>> start DATA RECORDS

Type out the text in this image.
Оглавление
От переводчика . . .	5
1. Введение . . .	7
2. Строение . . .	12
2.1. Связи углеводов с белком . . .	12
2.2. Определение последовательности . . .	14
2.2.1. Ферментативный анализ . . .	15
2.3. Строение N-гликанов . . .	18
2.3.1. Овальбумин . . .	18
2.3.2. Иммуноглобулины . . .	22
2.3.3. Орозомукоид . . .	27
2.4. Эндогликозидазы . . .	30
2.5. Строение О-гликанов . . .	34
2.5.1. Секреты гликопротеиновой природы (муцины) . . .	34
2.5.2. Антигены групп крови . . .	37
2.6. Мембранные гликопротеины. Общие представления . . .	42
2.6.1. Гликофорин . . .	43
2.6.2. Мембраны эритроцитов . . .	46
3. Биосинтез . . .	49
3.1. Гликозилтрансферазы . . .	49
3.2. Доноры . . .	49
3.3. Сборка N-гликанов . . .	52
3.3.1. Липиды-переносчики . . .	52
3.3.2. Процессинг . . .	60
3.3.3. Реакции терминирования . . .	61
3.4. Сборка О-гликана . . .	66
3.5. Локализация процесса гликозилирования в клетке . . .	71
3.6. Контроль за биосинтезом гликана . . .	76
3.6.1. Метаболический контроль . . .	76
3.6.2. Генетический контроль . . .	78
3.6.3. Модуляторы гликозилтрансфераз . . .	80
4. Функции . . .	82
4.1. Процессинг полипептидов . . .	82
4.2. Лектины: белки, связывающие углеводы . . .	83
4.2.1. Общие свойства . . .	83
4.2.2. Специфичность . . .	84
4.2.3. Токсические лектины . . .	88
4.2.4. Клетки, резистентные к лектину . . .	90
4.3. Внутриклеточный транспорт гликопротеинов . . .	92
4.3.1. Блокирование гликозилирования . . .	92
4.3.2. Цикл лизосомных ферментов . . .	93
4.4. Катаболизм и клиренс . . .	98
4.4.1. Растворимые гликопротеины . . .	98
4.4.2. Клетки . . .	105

>> end DATA RECORDS

__GIVEN TASK__: Write the entries again, exactly as they stand.

__RESULT OF THIS EXERCISE__:
Type out the text in this image.
Оглавление
От переводчика . . .	5
1. Введение . . .	7
2. Строение . . .	12
2.1. Связи углеводов с белком . . .	12
2.2. Определение последовательности . . .	14
2.2.1. Ферментативный анализ . . .	15
2.3. Строение N-гликанов . . .	18
2.3.1. Овальбумин . . .	18
2.3.2. Иммуноглобулины . . .	22
2.3.3. Орозомукоид . . .	27
2.4. Эндогликозидазы . . .	30
2.5. Строение О-гликанов . . .	34
2.5.1. Секреты гликопротеиновой природы (муцины) . . .	34
2.5.2. Антигены групп крови . . .	37
2.6. Мембранные гликопротеины. Общие представления . . .	42
2.6.1. Гликофорин . . .	43
2.6.2. Мембраны эритроцитов . . .	46
3. Биосинтез . . .	49
3.1. Гликозилтрансферазы . . .	49
3.2. Доноры . . .	49
3.3. Сборка N-гликанов . . .	52
3.3.1. Липиды-переносчики . . .	52
3.3.2. Процессинг . . .	60
3.3.3. Реакции терминирования . . .	61
3.4. Сборка О-гликана . . .	66
3.5. Локализация процесса гликозилирования в клетке . . .	71
3.6. Контроль за биосинтезом гликана . . .	76
3.6.1. Метаболический контроль . . .	76
3.6.2. Генетический контроль . . .	78
3.6.3. Модуляторы гликозилтрансфераз . . .	80
4. Функции . . .	82
4.1. Процессинг полипептидов . . .	82
4.2. Лектины: белки, связывающие углеводы . . .	83
4.2.1. Общие свойства . . .	83
4.2.2. Специфичность . . .	84
4.2.3. Токсические лектины . . .	88
4.2.4. Клетки, резистентные к лектину . . .	90
4.3. Внутриклеточный транспорт гликопротеинов . . .	92
4.3.1. Блокирование гликозилирования . . .	92
4.3.2. Цикл лизосомных ферментов . . .	93
4.4. Катаболизм и клиренс . . .	98
4.4.1. Растворимые гликопротеины . . .	98
4.4.2. Клетки . . .	105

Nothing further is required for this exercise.